Task directions: Tally the lines below that contain "energy". The number is the whole answer.

Provided entries:

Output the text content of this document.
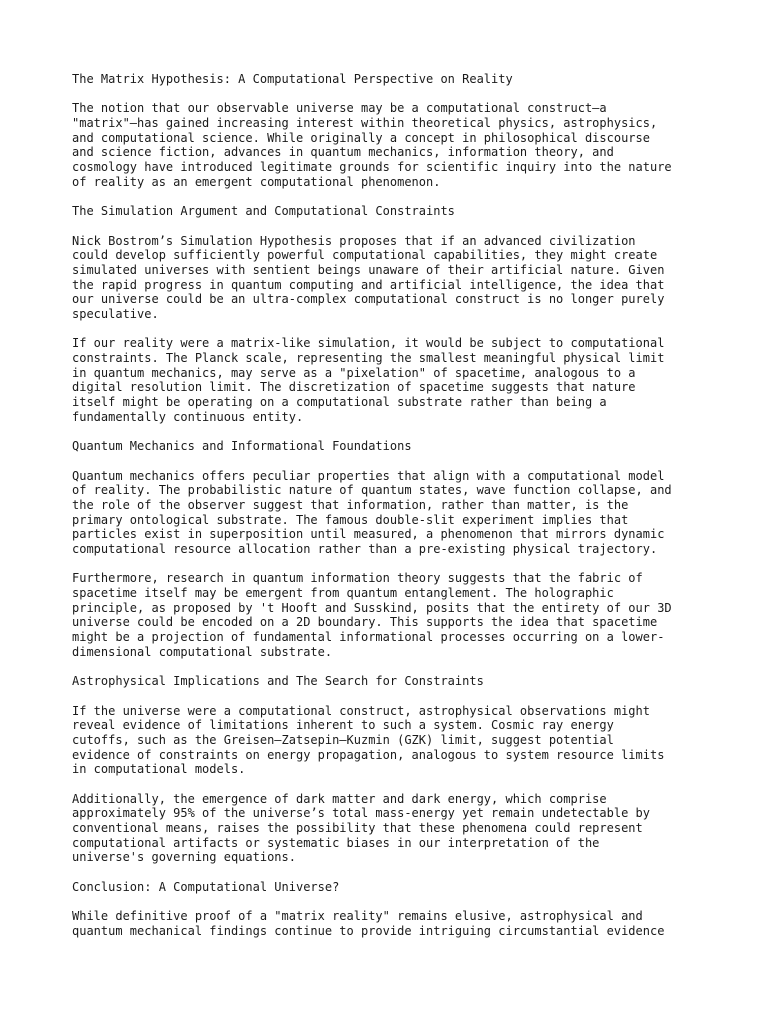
The Matrix Hypothesis: A Computational Perspective on Reality
The notion that our observable universe may be a computational construct—a
"matrix"—has gained increasing interest within theoretical physics, astrophysics,
and computational science. While originally a concept in philosophical discourse
and science fiction, advances in quantum mechanics, information theory, and
cosmology have introduced legitimate grounds for scientific inquiry into the nature
of reality as an emergent computational phenomenon.
The Simulation Argument and Computational Constraints
Nick Bostrom’s Simulation Hypothesis proposes that if an advanced civilization
could develop sufficiently powerful computational capabilities, they might create
simulated universes with sentient beings unaware of their artificial nature. Given
the rapid progress in quantum computing and artificial intelligence, the idea that
our universe could be an ultra-complex computational construct is no longer purely
speculative.
If our reality were a matrix-like simulation, it would be subject to computational
constraints. The Planck scale, representing the smallest meaningful physical limit
in quantum mechanics, may serve as a "pixelation" of spacetime, analogous to a
digital resolution limit. The discretization of spacetime suggests that nature
itself might be operating on a computational substrate rather than being a
fundamentally continuous entity.
Quantum Mechanics and Informational Foundations
Quantum mechanics offers peculiar properties that align with a computational model
of reality. The probabilistic nature of quantum states, wave function collapse, and
the role of the observer suggest that information, rather than matter, is the
primary ontological substrate. The famous double-slit experiment implies that
particles exist in superposition until measured, a phenomenon that mirrors dynamic
computational resource allocation rather than a pre-existing physical trajectory.
Furthermore, research in quantum information theory suggests that the fabric of
spacetime itself may be emergent from quantum entanglement. The holographic
principle, as proposed by 't Hooft and Susskind, posits that the entirety of our 3D
universe could be encoded on a 2D boundary. This supports the idea that spacetime
might be a projection of fundamental informational processes occurring on a lower-
dimensional computational substrate.
Astrophysical Implications and The Search for Constraints
If the universe were a computational construct, astrophysical observations might
reveal evidence of limitations inherent to such a system. Cosmic ray energy
cutoffs, such as the Greisen–Zatsepin–Kuzmin (GZK) limit, suggest potential
evidence of constraints on energy propagation, analogous to system resource limits
in computational models.
Additionally, the emergence of dark matter and dark energy, which comprise
approximately 95% of the universe’s total mass-energy yet remain undetectable by
conventional means, raises the possibility that these phenomena could represent
computational artifacts or systematic biases in our interpretation of the
universe's governing equations.
Conclusion: A Computational Universe?
While definitive proof of a "matrix reality" remains elusive, astrophysical and
quantum mechanical findings continue to provide intriguing circumstantial evidence
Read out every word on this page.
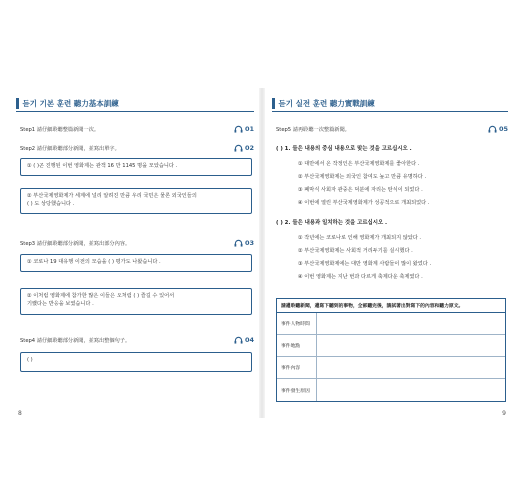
듣기 기본 훈련 聽力基本訓練
Step1 請仔細聆聽整篇新聞一次。	01
Step2 請仔細聆聽部分新聞，並寫出單字。	02
① ( )곤 진행된 이번 영화제는 관객 16 만 1145 명을 모았습니다 .
② 부산국제영화제가 세계에 널리 알려진 만큼 우리 국민은 물론 외국인들의
( ) 도 상당했습니다 .
Step3 請仔細聆聽部分新聞，並寫出部分內容。	03
① 코로나 19 대유행 이전의 모습을 ( ) 평가도 나왔습니다 .
② 이처럼 영화제에 참가한 많은 이들은 오처럼 ( ) 즐길 수 있어서
기뻤다는 반응을 보였습니다 .
Step4 請仔細聆聽部分新聞，並寫出整個句子。	04
( )
8
듣기 실전 훈련 聽力實戰訓練
Step5 請再聆聽一次整篇新聞。	05
( ) 1. 들은 내용의 중심 내용으로 맞는 것을 고르십시오 .
① 대만에서 온 작정인은 부산국제영화제를 좋아한다 .
② 부산국제영화제는 외국인 참여도 높고 만큼 유명하다 .
③ 폐막식 사회자 관중은 덕분에 자리는 탄식이 되었다 .
④ 이번에 열린 부산국제영화제가 성공적으로 개최되었다 .
( ) 2. 들은 내용과 일치하는 것을 고르십시오 .
① 작년에는 코로나로 인해 영화제가 개최되지 않았다 .
② 부산국제영화제는 사회적 거리두기를 실시했다 .
③ 부산국제영화제에는 대만 영화계 사람들이 많이 왔었다 .
④ 이번 영화제는 지난 번과 다르게 축제다운 축제였다 .
請邊聆聽新聞，邊寫下聽到的事物，全部聽完後，請試著出對寫下的內容和聽力原文。
事件人物時間
事件地點
事件內容
事件發生原因
9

Written response: 4